[WHAT YOU NEED TO DO]: Below are some records. Copy every line in them that holds "this".

[start of EXTRACTED RECORDS]

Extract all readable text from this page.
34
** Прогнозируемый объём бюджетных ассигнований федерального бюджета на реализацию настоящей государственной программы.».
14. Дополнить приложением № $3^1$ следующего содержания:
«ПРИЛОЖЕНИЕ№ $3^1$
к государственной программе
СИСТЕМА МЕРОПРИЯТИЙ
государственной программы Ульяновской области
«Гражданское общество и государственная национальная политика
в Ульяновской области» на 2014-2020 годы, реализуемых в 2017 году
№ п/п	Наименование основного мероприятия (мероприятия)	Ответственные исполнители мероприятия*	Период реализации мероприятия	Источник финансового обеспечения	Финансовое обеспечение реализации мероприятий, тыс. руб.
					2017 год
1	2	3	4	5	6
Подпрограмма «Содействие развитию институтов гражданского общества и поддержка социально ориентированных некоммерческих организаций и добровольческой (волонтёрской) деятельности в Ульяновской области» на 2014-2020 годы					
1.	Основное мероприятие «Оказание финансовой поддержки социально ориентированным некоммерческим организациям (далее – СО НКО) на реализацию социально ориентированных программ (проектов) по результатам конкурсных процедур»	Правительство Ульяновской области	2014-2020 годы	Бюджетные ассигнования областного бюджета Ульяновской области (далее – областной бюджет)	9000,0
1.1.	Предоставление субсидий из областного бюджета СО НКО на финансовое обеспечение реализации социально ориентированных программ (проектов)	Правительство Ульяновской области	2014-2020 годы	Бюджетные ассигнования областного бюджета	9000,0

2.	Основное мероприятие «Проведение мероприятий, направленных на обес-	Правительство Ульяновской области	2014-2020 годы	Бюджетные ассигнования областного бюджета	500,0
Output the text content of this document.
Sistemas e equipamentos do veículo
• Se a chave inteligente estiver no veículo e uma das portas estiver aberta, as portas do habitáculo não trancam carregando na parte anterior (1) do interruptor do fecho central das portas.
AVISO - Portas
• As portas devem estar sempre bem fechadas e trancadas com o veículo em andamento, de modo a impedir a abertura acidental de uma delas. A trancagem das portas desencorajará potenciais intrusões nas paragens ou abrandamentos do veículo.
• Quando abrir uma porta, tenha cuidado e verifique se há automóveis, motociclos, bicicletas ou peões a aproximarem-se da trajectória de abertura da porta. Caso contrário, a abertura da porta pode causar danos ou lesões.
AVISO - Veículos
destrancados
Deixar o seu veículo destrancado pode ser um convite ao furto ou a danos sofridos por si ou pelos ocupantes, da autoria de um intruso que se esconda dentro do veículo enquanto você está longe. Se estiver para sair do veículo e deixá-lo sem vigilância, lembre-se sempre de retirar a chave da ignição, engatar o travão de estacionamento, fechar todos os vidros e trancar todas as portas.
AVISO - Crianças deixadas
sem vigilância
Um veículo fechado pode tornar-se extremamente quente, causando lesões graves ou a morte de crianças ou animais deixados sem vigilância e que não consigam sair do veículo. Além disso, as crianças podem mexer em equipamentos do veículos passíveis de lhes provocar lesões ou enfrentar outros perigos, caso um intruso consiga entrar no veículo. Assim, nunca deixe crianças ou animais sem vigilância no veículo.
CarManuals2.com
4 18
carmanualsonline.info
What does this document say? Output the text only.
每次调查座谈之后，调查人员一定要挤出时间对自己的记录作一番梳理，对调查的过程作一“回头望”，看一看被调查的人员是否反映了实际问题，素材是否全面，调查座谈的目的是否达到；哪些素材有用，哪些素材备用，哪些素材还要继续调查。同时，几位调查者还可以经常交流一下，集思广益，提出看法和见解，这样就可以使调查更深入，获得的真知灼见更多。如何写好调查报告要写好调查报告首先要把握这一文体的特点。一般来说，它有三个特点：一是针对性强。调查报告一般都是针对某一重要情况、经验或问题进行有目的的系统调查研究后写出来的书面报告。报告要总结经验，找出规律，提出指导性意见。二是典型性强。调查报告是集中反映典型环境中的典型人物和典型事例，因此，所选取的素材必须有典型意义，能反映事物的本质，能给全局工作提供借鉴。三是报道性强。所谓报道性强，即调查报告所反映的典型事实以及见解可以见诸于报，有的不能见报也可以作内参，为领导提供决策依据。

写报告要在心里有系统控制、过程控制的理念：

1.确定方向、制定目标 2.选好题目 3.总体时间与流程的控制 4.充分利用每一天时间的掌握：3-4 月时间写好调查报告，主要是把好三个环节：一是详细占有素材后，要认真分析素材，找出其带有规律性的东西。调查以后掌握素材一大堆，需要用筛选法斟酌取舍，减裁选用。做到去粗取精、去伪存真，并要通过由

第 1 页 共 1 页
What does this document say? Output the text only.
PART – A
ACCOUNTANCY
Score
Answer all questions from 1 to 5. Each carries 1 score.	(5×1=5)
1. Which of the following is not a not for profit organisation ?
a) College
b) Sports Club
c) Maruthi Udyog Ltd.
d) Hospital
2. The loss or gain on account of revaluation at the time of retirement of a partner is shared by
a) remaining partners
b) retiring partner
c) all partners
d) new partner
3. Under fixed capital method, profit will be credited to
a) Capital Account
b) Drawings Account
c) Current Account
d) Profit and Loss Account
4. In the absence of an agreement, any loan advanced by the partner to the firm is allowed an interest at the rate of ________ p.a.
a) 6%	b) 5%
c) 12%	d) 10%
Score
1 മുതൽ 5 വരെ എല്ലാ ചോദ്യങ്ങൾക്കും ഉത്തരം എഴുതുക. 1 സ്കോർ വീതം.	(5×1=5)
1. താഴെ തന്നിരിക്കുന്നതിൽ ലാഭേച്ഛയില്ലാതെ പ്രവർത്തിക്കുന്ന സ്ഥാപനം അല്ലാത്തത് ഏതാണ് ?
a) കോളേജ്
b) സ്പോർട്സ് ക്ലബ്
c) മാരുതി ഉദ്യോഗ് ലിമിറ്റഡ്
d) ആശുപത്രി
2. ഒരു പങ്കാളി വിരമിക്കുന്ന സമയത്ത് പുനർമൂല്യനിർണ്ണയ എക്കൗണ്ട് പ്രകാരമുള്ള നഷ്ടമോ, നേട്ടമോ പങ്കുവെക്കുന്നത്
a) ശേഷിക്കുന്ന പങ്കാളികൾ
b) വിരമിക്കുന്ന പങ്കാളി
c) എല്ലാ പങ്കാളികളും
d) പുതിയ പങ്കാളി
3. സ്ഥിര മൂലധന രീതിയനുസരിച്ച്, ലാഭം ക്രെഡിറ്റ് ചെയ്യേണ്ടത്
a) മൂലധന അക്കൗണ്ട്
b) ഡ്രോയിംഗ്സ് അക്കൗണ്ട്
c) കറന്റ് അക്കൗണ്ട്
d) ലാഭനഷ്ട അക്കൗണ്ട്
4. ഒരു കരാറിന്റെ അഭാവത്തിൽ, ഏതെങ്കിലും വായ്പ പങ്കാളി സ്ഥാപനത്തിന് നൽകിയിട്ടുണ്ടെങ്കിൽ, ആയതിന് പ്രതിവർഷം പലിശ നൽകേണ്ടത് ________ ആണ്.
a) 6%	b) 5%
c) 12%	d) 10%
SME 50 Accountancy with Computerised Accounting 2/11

[end of EXTRACTED RECORDS]

[RESPONSE BELOW]:
Extract all readable text from this page.
Output the text content of this document.
What does this document say? Output the text only.
What does this document say? Output the text only.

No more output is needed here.